### What to produce
Where a line below holds the string "nádoru", copy that line.

[Data records]

— begin —

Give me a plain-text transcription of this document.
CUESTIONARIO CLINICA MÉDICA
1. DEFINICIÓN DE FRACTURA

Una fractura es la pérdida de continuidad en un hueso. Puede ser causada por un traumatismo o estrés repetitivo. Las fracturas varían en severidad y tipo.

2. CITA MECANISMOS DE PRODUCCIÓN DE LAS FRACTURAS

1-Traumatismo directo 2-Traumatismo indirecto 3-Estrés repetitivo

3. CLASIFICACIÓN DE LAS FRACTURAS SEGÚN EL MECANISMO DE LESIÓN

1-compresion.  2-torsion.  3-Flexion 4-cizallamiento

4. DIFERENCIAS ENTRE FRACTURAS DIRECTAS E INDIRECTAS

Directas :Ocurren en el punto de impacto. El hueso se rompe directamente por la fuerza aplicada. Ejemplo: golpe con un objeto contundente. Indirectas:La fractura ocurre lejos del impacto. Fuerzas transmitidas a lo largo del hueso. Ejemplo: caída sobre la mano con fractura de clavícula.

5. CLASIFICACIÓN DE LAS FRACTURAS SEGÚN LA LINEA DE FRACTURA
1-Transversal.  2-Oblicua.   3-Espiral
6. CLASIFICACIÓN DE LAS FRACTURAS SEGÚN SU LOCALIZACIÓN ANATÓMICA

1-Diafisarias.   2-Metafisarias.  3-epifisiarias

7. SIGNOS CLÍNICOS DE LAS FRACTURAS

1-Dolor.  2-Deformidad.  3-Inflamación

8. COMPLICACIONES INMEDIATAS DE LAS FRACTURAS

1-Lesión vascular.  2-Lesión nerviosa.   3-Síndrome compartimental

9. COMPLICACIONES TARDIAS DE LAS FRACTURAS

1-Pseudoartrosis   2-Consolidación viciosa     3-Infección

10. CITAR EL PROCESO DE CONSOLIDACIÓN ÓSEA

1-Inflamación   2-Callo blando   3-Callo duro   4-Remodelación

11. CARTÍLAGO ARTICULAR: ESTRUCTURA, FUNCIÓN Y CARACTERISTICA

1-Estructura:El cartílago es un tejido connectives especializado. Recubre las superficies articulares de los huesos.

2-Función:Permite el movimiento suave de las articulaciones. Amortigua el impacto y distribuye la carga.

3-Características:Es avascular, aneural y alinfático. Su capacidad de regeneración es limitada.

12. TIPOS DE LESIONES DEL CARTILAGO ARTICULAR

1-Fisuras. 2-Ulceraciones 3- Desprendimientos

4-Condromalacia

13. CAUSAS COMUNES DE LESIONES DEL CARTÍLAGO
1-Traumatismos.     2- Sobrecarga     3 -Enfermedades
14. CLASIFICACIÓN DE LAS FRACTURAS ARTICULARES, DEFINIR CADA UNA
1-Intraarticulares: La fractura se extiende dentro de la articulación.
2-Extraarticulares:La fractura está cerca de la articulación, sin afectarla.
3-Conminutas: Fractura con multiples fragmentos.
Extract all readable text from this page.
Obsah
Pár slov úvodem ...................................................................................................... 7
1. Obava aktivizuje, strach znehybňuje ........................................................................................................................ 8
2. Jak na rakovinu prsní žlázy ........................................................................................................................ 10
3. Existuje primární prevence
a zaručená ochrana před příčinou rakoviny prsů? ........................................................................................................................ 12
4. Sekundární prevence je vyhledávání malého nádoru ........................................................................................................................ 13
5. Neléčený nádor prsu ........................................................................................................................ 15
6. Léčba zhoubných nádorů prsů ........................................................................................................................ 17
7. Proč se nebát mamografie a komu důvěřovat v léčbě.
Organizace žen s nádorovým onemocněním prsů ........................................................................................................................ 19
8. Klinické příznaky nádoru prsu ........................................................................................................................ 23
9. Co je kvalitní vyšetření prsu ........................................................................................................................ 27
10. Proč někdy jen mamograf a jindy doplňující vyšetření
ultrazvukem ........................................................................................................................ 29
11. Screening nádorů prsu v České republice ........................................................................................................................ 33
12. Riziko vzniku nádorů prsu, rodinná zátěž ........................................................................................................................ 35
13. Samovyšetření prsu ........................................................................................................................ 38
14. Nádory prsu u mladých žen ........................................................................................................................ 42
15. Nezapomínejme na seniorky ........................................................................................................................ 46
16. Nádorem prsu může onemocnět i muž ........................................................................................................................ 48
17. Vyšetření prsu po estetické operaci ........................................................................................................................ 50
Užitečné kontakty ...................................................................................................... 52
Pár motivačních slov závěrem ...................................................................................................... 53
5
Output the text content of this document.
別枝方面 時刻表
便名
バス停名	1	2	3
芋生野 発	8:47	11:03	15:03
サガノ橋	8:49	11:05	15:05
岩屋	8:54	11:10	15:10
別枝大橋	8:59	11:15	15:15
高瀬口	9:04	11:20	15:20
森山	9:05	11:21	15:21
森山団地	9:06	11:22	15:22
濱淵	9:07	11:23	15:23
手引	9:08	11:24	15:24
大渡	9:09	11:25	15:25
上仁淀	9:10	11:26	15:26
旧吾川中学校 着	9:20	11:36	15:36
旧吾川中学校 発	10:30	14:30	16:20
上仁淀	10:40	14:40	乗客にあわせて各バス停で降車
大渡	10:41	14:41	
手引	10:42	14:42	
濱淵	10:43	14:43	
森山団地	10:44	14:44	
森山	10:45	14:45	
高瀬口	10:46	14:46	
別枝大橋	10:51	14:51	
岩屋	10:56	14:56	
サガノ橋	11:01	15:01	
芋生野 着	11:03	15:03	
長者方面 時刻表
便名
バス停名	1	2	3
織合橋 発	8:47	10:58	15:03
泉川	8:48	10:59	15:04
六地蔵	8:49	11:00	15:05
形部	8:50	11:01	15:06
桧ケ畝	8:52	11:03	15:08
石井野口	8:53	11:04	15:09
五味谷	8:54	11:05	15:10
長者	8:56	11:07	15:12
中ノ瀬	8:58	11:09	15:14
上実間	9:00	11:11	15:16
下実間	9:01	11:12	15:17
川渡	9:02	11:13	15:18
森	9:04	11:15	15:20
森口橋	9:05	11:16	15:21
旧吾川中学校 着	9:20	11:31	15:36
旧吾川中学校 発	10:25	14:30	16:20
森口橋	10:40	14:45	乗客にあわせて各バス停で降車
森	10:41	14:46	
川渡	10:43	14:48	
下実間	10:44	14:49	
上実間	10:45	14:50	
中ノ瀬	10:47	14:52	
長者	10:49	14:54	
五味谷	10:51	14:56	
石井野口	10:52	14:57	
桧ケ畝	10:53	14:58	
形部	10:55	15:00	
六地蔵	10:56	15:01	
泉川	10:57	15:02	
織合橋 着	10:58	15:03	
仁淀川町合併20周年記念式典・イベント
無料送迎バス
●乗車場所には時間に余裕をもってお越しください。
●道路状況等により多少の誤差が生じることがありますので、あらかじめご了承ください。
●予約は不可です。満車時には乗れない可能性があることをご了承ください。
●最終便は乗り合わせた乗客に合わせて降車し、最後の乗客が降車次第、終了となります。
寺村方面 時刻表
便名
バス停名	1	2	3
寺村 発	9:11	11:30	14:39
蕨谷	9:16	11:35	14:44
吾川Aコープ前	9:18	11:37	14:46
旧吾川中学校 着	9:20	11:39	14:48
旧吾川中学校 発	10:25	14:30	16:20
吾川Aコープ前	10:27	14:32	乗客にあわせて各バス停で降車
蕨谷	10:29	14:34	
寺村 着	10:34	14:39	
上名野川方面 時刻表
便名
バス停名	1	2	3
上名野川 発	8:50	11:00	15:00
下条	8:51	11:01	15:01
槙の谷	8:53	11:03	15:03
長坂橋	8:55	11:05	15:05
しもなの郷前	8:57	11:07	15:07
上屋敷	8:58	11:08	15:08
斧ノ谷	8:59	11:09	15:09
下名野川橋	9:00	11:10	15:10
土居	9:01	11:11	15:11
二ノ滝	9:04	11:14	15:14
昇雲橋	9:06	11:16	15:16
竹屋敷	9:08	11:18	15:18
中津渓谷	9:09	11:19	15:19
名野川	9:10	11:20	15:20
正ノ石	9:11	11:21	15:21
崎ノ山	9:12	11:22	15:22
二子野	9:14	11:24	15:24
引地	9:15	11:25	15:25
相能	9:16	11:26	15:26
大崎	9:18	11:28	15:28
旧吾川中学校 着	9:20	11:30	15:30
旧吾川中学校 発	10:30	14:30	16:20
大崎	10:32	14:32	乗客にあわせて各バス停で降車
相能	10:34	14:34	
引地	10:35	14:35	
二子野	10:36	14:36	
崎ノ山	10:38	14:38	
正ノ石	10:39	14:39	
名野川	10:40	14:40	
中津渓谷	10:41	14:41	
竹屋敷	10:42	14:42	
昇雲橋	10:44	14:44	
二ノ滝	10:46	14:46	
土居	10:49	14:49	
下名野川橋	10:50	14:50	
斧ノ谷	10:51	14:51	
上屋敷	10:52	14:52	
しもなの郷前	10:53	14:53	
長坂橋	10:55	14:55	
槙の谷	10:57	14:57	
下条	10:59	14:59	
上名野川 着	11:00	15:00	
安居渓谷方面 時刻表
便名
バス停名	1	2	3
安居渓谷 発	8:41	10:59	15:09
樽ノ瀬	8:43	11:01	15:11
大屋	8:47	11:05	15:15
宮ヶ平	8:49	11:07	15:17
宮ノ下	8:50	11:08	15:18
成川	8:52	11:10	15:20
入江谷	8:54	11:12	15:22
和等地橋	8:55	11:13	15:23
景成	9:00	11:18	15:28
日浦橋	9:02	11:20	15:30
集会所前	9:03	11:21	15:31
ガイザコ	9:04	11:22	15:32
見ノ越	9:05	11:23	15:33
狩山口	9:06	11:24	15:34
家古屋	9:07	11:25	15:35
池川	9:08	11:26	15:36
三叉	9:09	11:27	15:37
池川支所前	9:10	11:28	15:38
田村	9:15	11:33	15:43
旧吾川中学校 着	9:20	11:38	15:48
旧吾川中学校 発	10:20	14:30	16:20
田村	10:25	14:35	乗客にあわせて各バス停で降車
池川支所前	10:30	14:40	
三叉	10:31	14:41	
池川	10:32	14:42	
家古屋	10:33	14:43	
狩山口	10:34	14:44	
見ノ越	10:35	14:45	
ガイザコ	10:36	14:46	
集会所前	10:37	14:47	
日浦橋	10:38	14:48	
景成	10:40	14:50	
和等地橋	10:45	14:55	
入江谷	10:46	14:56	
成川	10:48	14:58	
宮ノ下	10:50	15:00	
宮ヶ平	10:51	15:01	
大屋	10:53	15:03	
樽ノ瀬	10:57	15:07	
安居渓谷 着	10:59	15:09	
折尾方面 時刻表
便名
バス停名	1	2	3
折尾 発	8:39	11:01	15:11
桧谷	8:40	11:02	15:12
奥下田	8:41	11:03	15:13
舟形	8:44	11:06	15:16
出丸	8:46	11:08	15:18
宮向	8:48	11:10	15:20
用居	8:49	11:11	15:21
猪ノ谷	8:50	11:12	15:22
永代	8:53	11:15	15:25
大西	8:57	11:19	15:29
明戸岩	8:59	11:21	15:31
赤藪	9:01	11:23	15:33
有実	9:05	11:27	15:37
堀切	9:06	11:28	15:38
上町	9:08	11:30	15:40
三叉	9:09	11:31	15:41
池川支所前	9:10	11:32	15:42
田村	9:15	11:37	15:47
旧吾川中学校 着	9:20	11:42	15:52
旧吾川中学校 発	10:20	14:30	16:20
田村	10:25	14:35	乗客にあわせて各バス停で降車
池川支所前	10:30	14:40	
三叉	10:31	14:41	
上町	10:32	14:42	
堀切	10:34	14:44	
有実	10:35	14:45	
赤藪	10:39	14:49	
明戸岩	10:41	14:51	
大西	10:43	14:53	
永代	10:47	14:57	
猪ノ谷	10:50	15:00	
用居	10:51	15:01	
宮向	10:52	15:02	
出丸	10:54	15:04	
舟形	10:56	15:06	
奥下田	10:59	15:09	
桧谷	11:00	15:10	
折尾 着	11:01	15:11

— end —

### Correct response
4. Sekundární prevence je vyhledávání malého nádoru ........................................................................................................................ 13
8. Klinické příznaky nádoru prsu ........................................................................................................................ 23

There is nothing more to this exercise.